** BEGIN Data shown **

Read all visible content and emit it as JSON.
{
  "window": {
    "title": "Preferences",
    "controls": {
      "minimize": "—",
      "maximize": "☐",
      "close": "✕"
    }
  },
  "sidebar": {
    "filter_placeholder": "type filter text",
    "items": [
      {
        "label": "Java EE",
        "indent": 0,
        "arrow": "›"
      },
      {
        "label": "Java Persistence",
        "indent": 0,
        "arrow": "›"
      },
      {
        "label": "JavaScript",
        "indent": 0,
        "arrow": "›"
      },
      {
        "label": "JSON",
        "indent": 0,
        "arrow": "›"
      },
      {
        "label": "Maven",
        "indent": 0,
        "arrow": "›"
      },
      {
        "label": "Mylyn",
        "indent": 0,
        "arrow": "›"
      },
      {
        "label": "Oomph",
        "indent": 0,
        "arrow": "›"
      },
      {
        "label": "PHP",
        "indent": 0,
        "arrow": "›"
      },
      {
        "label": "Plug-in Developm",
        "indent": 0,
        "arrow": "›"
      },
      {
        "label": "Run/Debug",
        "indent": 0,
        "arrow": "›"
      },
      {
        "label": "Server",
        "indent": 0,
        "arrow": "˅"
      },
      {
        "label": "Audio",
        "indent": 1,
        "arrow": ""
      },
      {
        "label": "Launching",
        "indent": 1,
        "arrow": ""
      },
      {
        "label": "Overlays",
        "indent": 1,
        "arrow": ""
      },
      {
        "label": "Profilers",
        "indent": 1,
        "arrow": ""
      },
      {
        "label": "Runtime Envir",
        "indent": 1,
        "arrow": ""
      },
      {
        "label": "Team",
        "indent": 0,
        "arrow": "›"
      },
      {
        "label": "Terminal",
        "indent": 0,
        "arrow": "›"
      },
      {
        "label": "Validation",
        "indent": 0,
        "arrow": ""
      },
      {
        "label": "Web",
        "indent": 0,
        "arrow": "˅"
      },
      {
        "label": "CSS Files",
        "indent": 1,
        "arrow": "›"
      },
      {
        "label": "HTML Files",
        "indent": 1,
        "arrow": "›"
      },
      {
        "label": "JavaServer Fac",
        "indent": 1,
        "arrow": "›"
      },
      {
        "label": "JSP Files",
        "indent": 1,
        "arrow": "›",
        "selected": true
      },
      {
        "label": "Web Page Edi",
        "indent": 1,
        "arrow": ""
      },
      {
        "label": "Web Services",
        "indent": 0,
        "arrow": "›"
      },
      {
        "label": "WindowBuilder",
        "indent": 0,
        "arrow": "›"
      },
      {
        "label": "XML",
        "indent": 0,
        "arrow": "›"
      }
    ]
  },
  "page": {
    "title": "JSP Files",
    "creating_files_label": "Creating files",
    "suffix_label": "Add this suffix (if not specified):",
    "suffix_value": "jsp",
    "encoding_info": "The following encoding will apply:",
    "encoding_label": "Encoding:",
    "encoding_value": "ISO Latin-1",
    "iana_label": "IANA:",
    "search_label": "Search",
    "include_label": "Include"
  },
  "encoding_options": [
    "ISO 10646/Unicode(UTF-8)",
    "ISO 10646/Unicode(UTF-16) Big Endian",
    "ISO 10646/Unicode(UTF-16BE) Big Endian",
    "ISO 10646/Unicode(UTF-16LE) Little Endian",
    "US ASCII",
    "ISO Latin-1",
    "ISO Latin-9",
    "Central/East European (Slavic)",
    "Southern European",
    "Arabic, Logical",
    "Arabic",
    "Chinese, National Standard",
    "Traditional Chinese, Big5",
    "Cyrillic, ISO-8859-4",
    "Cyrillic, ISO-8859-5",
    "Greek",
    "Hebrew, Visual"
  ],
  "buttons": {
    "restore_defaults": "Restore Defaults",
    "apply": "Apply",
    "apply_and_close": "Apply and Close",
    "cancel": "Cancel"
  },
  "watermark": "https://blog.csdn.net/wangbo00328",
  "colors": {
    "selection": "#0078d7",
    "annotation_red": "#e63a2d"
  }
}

** END Data shown **

**Request**
Every line of the material must be returned exactly as it appears.

**Worked solution**
Read all visible content and emit it as JSON.
{
  "window": {
    "title": "Preferences",
    "controls": {
      "minimize": "—",
      "maximize": "☐",
      "close": "✕"
    }
  },
  "sidebar": {
    "filter_placeholder": "type filter text",
    "items": [
      {
        "label": "Java EE",
        "indent": 0,
        "arrow": "›"
      },
      {
        "label": "Java Persistence",
        "indent": 0,
        "arrow": "›"
      },
      {
        "label": "JavaScript",
        "indent": 0,
        "arrow": "›"
      },
      {
        "label": "JSON",
        "indent": 0,
        "arrow": "›"
      },
      {
        "label": "Maven",
        "indent": 0,
        "arrow": "›"
      },
      {
        "label": "Mylyn",
        "indent": 0,
        "arrow": "›"
      },
      {
        "label": "Oomph",
        "indent": 0,
        "arrow": "›"
      },
      {
        "label": "PHP",
        "indent": 0,
        "arrow": "›"
      },
      {
        "label": "Plug-in Developm",
        "indent": 0,
        "arrow": "›"
      },
      {
        "label": "Run/Debug",
        "indent": 0,
        "arrow": "›"
      },
      {
        "label": "Server",
        "indent": 0,
        "arrow": "˅"
      },
      {
        "label": "Audio",
        "indent": 1,
        "arrow": ""
      },
      {
        "label": "Launching",
        "indent": 1,
        "arrow": ""
      },
      {
        "label": "Overlays",
        "indent": 1,
        "arrow": ""
      },
      {
        "label": "Profilers",
        "indent": 1,
        "arrow": ""
      },
      {
        "label": "Runtime Envir",
        "indent": 1,
        "arrow": ""
      },
      {
        "label": "Team",
        "indent": 0,
        "arrow": "›"
      },
      {
        "label": "Terminal",
        "indent": 0,
        "arrow": "›"
      },
      {
        "label": "Validation",
        "indent": 0,
        "arrow": ""
      },
      {
        "label": "Web",
        "indent": 0,
        "arrow": "˅"
      },
      {
        "label": "CSS Files",
        "indent": 1,
        "arrow": "›"
      },
      {
        "label": "HTML Files",
        "indent": 1,
        "arrow": "›"
      },
      {
        "label": "JavaServer Fac",
        "indent": 1,
        "arrow": "›"
      },
      {
        "label": "JSP Files",
        "indent": 1,
        "arrow": "›",
        "selected": true
      },
      {
        "label": "Web Page Edi",
        "indent": 1,
        "arrow": ""
      },
      {
        "label": "Web Services",
        "indent": 0,
        "arrow": "›"
      },
      {
        "label": "WindowBuilder",
        "indent": 0,
        "arrow": "›"
      },
      {
        "label": "XML",
        "indent": 0,
        "arrow": "›"
      }
    ]
  },
  "page": {
    "title": "JSP Files",
    "creating_files_label": "Creating files",
    "suffix_label": "Add this suffix (if not specified):",
    "suffix_value": "jsp",
    "encoding_info": "The following encoding will apply:",
    "encoding_label": "Encoding:",
    "encoding_value": "ISO Latin-1",
    "iana_label": "IANA:",
    "search_label": "Search",
    "include_label": "Include"
  },
  "encoding_options": [
    "ISO 10646/Unicode(UTF-8)",
    "ISO 10646/Unicode(UTF-16) Big Endian",
    "ISO 10646/Unicode(UTF-16BE) Big Endian",
    "ISO 10646/Unicode(UTF-16LE) Little Endian",
    "US ASCII",
    "ISO Latin-1",
    "ISO Latin-9",
    "Central/East European (Slavic)",
    "Southern European",
    "Arabic, Logical",
    "Arabic",
    "Chinese, National Standard",
    "Traditional Chinese, Big5",
    "Cyrillic, ISO-8859-4",
    "Cyrillic, ISO-8859-5",
    "Greek",
    "Hebrew, Visual"
  ],
  "buttons": {
    "restore_defaults": "Restore Defaults",
    "apply": "Apply",
    "apply_and_close": "Apply and Close",
    "cancel": "Cancel"
  },
  "watermark": "https://blog.csdn.net/wangbo00328",
  "colors": {
    "selection": "#0078d7",
    "annotation_red": "#e63a2d"
  }
}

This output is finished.